*EXERCISE TASK*:
Print the listing below in its entirety, character for character.
— Start of DATA IN THIS EXERCISE —
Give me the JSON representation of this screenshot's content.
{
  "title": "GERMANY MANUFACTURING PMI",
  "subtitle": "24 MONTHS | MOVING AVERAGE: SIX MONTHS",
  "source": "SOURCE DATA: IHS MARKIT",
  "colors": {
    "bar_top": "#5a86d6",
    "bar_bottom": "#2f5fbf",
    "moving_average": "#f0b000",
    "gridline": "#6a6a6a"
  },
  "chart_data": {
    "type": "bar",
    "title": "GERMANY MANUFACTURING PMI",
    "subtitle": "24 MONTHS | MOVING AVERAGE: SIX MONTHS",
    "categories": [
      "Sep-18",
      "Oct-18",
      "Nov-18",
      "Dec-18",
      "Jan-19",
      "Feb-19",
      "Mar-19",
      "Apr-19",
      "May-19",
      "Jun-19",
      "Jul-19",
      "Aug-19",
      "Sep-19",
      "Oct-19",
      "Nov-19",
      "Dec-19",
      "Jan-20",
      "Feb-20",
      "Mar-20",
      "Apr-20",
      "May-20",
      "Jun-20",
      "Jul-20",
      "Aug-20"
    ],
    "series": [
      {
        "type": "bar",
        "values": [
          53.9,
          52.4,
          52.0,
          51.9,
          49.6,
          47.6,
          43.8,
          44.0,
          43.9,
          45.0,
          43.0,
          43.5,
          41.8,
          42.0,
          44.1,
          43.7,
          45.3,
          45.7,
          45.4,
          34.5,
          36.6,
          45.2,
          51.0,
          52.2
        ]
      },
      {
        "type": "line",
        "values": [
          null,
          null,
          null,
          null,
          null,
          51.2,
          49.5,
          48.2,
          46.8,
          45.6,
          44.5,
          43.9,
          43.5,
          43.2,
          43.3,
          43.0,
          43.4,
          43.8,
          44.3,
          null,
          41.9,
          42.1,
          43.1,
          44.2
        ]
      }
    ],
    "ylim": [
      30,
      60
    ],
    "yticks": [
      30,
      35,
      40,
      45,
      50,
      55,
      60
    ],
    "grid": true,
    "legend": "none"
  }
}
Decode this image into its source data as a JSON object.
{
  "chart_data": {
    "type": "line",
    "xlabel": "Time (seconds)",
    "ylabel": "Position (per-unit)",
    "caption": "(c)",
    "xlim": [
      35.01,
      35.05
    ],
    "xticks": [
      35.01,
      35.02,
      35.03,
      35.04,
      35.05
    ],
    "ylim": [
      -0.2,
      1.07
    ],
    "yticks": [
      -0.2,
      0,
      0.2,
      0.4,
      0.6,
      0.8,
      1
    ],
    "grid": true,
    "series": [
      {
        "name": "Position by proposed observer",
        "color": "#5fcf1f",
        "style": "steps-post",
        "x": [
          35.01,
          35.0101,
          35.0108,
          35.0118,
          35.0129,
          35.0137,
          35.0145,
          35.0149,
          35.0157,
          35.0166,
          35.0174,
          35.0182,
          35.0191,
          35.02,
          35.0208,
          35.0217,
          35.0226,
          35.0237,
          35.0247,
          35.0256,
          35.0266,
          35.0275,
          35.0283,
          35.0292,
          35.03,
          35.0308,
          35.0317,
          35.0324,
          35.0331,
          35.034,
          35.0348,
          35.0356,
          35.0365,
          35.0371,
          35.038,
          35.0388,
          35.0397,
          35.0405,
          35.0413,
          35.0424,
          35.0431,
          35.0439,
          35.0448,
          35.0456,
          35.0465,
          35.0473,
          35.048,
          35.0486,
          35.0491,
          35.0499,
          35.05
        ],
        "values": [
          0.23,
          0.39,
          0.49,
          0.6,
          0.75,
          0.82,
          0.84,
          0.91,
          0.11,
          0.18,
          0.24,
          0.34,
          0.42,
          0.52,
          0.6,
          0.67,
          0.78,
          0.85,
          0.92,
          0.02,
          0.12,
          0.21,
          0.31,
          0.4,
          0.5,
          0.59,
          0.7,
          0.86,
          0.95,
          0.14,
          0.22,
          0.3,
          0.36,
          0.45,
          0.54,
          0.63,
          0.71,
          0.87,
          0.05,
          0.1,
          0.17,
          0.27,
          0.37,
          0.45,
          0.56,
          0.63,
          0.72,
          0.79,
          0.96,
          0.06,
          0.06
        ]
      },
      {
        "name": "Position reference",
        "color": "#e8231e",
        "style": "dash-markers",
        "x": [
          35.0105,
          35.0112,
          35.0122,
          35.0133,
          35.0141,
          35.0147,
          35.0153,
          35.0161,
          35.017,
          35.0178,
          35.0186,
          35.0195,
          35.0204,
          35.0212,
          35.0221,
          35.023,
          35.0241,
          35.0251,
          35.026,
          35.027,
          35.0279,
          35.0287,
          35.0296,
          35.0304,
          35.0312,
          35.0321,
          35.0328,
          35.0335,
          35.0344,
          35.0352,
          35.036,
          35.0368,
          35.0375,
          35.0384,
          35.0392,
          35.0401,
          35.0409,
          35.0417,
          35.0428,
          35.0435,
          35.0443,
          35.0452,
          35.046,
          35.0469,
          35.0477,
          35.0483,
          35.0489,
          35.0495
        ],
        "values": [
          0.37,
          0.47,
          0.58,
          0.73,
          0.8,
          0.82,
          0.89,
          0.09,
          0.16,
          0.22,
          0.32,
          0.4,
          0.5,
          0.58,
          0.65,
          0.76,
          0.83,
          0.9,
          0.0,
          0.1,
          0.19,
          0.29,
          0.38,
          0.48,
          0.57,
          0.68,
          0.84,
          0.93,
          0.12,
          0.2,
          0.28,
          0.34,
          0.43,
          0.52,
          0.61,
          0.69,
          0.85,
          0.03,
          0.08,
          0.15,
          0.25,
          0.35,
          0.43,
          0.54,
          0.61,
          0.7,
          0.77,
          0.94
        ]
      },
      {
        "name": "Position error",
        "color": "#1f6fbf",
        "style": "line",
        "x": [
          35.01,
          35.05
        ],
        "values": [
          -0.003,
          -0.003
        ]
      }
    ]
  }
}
— End of DATA IN THIS EXERCISE —
*WRITTEN REPLY*:
Give me the JSON representation of this screenshot's content.
{
  "title": "GERMANY MANUFACTURING PMI",
  "subtitle": "24 MONTHS | MOVING AVERAGE: SIX MONTHS",
  "source": "SOURCE DATA: IHS MARKIT",
  "colors": {
    "bar_top": "#5a86d6",
    "bar_bottom": "#2f5fbf",
    "moving_average": "#f0b000",
    "gridline": "#6a6a6a"
  },
  "chart_data": {
    "type": "bar",
    "title": "GERMANY MANUFACTURING PMI",
    "subtitle": "24 MONTHS | MOVING AVERAGE: SIX MONTHS",
    "categories": [
      "Sep-18",
      "Oct-18",
      "Nov-18",
      "Dec-18",
      "Jan-19",
      "Feb-19",
      "Mar-19",
      "Apr-19",
      "May-19",
      "Jun-19",
      "Jul-19",
      "Aug-19",
      "Sep-19",
      "Oct-19",
      "Nov-19",
      "Dec-19",
      "Jan-20",
      "Feb-20",
      "Mar-20",
      "Apr-20",
      "May-20",
      "Jun-20",
      "Jul-20",
      "Aug-20"
    ],
    "series": [
      {
        "type": "bar",
        "values": [
          53.9,
          52.4,
          52.0,
          51.9,
          49.6,
          47.6,
          43.8,
          44.0,
          43.9,
          45.0,
          43.0,
          43.5,
          41.8,
          42.0,
          44.1,
          43.7,
          45.3,
          45.7,
          45.4,
          34.5,
          36.6,
          45.2,
          51.0,
          52.2
        ]
      },
      {
        "type": "line",
        "values": [
          null,
          null,
          null,
          null,
          null,
          51.2,
          49.5,
          48.2,
          46.8,
          45.6,
          44.5,
          43.9,
          43.5,
          43.2,
          43.3,
          43.0,
          43.4,
          43.8,
          44.3,
          null,
          41.9,
          42.1,
          43.1,
          44.2
        ]
      }
    ],
    "ylim": [
      30,
      60
    ],
    "yticks": [
      30,
      35,
      40,
      45,
      50,
      55,
      60
    ],
    "grid": true,
    "legend": "none"
  }
}
Decode this image into its source data as a JSON object.
{
  "chart_data": {
    "type": "line",
    "xlabel": "Time (seconds)",
    "ylabel": "Position (per-unit)",
    "caption": "(c)",
    "xlim": [
      35.01,
      35.05
    ],
    "xticks": [
      35.01,
      35.02,
      35.03,
      35.04,
      35.05
    ],
    "ylim": [
      -0.2,
      1.07
    ],
    "yticks": [
      -0.2,
      0,
      0.2,
      0.4,
      0.6,
      0.8,
      1
    ],
    "grid": true,
    "series": [
      {
        "name": "Position by proposed observer",
        "color": "#5fcf1f",
        "style": "steps-post",
        "x": [
          35.01,
          35.0101,
          35.0108,
          35.0118,
          35.0129,
          35.0137,
          35.0145,
          35.0149,
          35.0157,
          35.0166,
          35.0174,
          35.0182,
          35.0191,
          35.02,
          35.0208,
          35.0217,
          35.0226,
          35.0237,
          35.0247,
          35.0256,
          35.0266,
          35.0275,
          35.0283,
          35.0292,
          35.03,
          35.0308,
          35.0317,
          35.0324,
          35.0331,
          35.034,
          35.0348,
          35.0356,
          35.0365,
          35.0371,
          35.038,
          35.0388,
          35.0397,
          35.0405,
          35.0413,
          35.0424,
          35.0431,
          35.0439,
          35.0448,
          35.0456,
          35.0465,
          35.0473,
          35.048,
          35.0486,
          35.0491,
          35.0499,
          35.05
        ],
        "values": [
          0.23,
          0.39,
          0.49,
          0.6,
          0.75,
          0.82,
          0.84,
          0.91,
          0.11,
          0.18,
          0.24,
          0.34,
          0.42,
          0.52,
          0.6,
          0.67,
          0.78,
          0.85,
          0.92,
          0.02,
          0.12,
          0.21,
          0.31,
          0.4,
          0.5,
          0.59,
          0.7,
          0.86,
          0.95,
          0.14,
          0.22,
          0.3,
          0.36,
          0.45,
          0.54,
          0.63,
          0.71,
          0.87,
          0.05,
          0.1,
          0.17,
          0.27,
          0.37,
          0.45,
          0.56,
          0.63,
          0.72,
          0.79,
          0.96,
          0.06,
          0.06
        ]
      },
      {
        "name": "Position reference",
        "color": "#e8231e",
        "style": "dash-markers",
        "x": [
          35.0105,
          35.0112,
          35.0122,
          35.0133,
          35.0141,
          35.0147,
          35.0153,
          35.0161,
          35.017,
          35.0178,
          35.0186,
          35.0195,
          35.0204,
          35.0212,
          35.0221,
          35.023,
          35.0241,
          35.0251,
          35.026,
          35.027,
          35.0279,
          35.0287,
          35.0296,
          35.0304,
          35.0312,
          35.0321,
          35.0328,
          35.0335,
          35.0344,
          35.0352,
          35.036,
          35.0368,
          35.0375,
          35.0384,
          35.0392,
          35.0401,
          35.0409,
          35.0417,
          35.0428,
          35.0435,
          35.0443,
          35.0452,
          35.046,
          35.0469,
          35.0477,
          35.0483,
          35.0489,
          35.0495
        ],
        "values": [
          0.37,
          0.47,
          0.58,
          0.73,
          0.8,
          0.82,
          0.89,
          0.09,
          0.16,
          0.22,
          0.32,
          0.4,
          0.5,
          0.58,
          0.65,
          0.76,
          0.83,
          0.9,
          0.0,
          0.1,
          0.19,
          0.29,
          0.38,
          0.48,
          0.57,
          0.68,
          0.84,
          0.93,
          0.12,
          0.2,
          0.28,
          0.34,
          0.43,
          0.52,
          0.61,
          0.69,
          0.85,
          0.03,
          0.08,
          0.15,
          0.25,
          0.35,
          0.43,
          0.54,
          0.61,
          0.7,
          0.77,
          0.94
        ]
      },
      {
        "name": "Position error",
        "color": "#1f6fbf",
        "style": "line",
        "x": [
          35.01,
          35.05
        ],
        "values": [
          -0.003,
          -0.003
        ]
      }
    ]
  }
}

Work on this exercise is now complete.